> **YOUR OBJECTIVE**
Reproduce every entry below precisely; do not include the pictures.

> **TASK DATA**
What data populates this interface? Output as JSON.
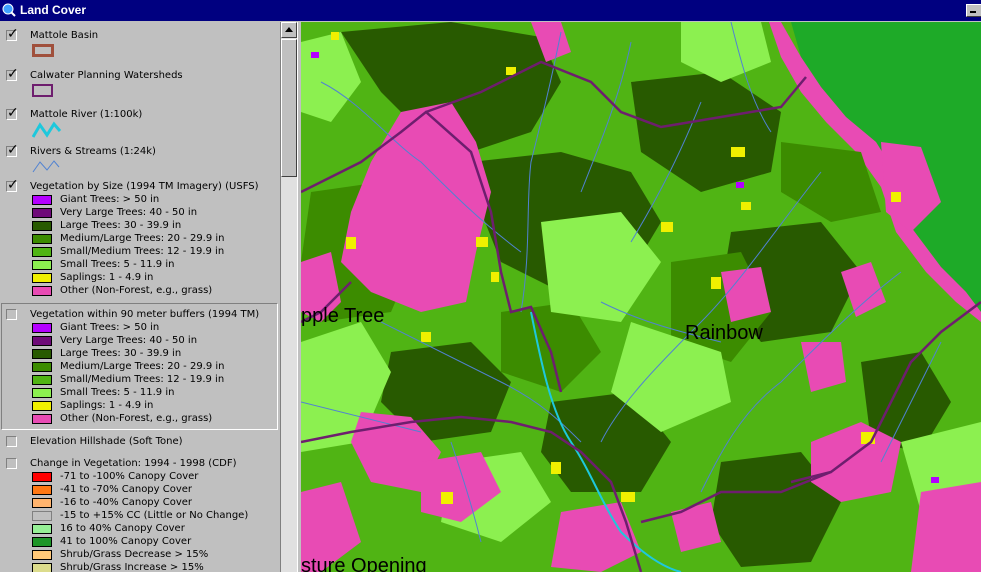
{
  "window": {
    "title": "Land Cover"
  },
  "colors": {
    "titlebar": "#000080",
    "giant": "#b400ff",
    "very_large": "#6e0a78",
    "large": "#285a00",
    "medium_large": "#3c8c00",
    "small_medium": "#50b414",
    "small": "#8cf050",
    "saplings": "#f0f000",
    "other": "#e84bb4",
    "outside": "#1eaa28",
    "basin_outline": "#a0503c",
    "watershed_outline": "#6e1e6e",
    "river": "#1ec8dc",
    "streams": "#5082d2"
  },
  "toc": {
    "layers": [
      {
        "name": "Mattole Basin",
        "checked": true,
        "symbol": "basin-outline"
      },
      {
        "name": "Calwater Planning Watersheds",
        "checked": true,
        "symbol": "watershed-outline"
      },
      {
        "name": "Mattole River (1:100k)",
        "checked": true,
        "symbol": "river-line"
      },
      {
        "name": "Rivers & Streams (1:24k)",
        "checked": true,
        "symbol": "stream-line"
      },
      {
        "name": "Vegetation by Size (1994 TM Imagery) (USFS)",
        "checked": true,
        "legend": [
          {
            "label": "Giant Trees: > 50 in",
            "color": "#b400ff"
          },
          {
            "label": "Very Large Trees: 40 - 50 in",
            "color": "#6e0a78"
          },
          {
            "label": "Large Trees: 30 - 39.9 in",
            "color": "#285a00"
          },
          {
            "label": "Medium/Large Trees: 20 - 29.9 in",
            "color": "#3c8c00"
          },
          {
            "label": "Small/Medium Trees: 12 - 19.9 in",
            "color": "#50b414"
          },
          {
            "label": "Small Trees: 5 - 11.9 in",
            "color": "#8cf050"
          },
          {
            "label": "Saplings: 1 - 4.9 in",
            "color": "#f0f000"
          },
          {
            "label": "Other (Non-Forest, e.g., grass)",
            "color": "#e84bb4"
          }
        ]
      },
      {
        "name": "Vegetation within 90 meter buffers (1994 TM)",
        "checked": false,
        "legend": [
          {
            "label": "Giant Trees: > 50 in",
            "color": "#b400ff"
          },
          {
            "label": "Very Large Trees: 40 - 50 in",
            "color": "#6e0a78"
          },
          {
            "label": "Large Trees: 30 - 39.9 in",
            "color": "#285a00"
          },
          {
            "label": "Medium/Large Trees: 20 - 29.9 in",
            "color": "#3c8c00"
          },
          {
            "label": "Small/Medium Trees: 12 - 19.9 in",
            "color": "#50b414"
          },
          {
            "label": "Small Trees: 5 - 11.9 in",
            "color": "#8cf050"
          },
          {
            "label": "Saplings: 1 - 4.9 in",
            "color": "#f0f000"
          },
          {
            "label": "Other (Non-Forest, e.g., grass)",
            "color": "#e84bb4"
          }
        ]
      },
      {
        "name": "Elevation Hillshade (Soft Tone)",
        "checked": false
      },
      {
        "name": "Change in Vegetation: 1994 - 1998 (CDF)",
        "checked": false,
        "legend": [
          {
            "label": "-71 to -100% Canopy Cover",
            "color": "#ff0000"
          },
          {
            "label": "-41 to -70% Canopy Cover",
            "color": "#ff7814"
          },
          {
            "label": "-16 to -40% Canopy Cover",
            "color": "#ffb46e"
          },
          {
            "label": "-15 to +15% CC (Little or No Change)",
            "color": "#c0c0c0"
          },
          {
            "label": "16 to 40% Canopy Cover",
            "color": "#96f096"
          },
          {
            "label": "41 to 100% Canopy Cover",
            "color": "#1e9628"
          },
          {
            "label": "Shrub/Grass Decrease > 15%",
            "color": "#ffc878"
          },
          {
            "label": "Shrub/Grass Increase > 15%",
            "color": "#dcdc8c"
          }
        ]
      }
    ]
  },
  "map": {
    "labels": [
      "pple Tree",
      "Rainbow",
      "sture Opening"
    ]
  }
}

> **TASK OUTPUT**
What data populates this interface? Output as JSON.
{
  "window": {
    "title": "Land Cover"
  },
  "colors": {
    "titlebar": "#000080",
    "giant": "#b400ff",
    "very_large": "#6e0a78",
    "large": "#285a00",
    "medium_large": "#3c8c00",
    "small_medium": "#50b414",
    "small": "#8cf050",
    "saplings": "#f0f000",
    "other": "#e84bb4",
    "outside": "#1eaa28",
    "basin_outline": "#a0503c",
    "watershed_outline": "#6e1e6e",
    "river": "#1ec8dc",
    "streams": "#5082d2"
  },
  "toc": {
    "layers": [
      {
        "name": "Mattole Basin",
        "checked": true,
        "symbol": "basin-outline"
      },
      {
        "name": "Calwater Planning Watersheds",
        "checked": true,
        "symbol": "watershed-outline"
      },
      {
        "name": "Mattole River (1:100k)",
        "checked": true,
        "symbol": "river-line"
      },
      {
        "name": "Rivers & Streams (1:24k)",
        "checked": true,
        "symbol": "stream-line"
      },
      {
        "name": "Vegetation by Size (1994 TM Imagery) (USFS)",
        "checked": true,
        "legend": [
          {
            "label": "Giant Trees: > 50 in",
            "color": "#b400ff"
          },
          {
            "label": "Very Large Trees: 40 - 50 in",
            "color": "#6e0a78"
          },
          {
            "label": "Large Trees: 30 - 39.9 in",
            "color": "#285a00"
          },
          {
            "label": "Medium/Large Trees: 20 - 29.9 in",
            "color": "#3c8c00"
          },
          {
            "label": "Small/Medium Trees: 12 - 19.9 in",
            "color": "#50b414"
          },
          {
            "label": "Small Trees: 5 - 11.9 in",
            "color": "#8cf050"
          },
          {
            "label": "Saplings: 1 - 4.9 in",
            "color": "#f0f000"
          },
          {
            "label": "Other (Non-Forest, e.g., grass)",
            "color": "#e84bb4"
          }
        ]
      },
      {
        "name": "Vegetation within 90 meter buffers (1994 TM)",
        "checked": false,
        "legend": [
          {
            "label": "Giant Trees: > 50 in",
            "color": "#b400ff"
          },
          {
            "label": "Very Large Trees: 40 - 50 in",
            "color": "#6e0a78"
          },
          {
            "label": "Large Trees: 30 - 39.9 in",
            "color": "#285a00"
          },
          {
            "label": "Medium/Large Trees: 20 - 29.9 in",
            "color": "#3c8c00"
          },
          {
            "label": "Small/Medium Trees: 12 - 19.9 in",
            "color": "#50b414"
          },
          {
            "label": "Small Trees: 5 - 11.9 in",
            "color": "#8cf050"
          },
          {
            "label": "Saplings: 1 - 4.9 in",
            "color": "#f0f000"
          },
          {
            "label": "Other (Non-Forest, e.g., grass)",
            "color": "#e84bb4"
          }
        ]
      },
      {
        "name": "Elevation Hillshade (Soft Tone)",
        "checked": false
      },
      {
        "name": "Change in Vegetation: 1994 - 1998 (CDF)",
        "checked": false,
        "legend": [
          {
            "label": "-71 to -100% Canopy Cover",
            "color": "#ff0000"
          },
          {
            "label": "-41 to -70% Canopy Cover",
            "color": "#ff7814"
          },
          {
            "label": "-16 to -40% Canopy Cover",
            "color": "#ffb46e"
          },
          {
            "label": "-15 to +15% CC (Little or No Change)",
            "color": "#c0c0c0"
          },
          {
            "label": "16 to 40% Canopy Cover",
            "color": "#96f096"
          },
          {
            "label": "41 to 100% Canopy Cover",
            "color": "#1e9628"
          },
          {
            "label": "Shrub/Grass Decrease > 15%",
            "color": "#ffc878"
          },
          {
            "label": "Shrub/Grass Increase > 15%",
            "color": "#dcdc8c"
          }
        ]
      }
    ]
  },
  "map": {
    "labels": [
      "pple Tree",
      "Rainbow",
      "sture Opening"
    ]
  }
}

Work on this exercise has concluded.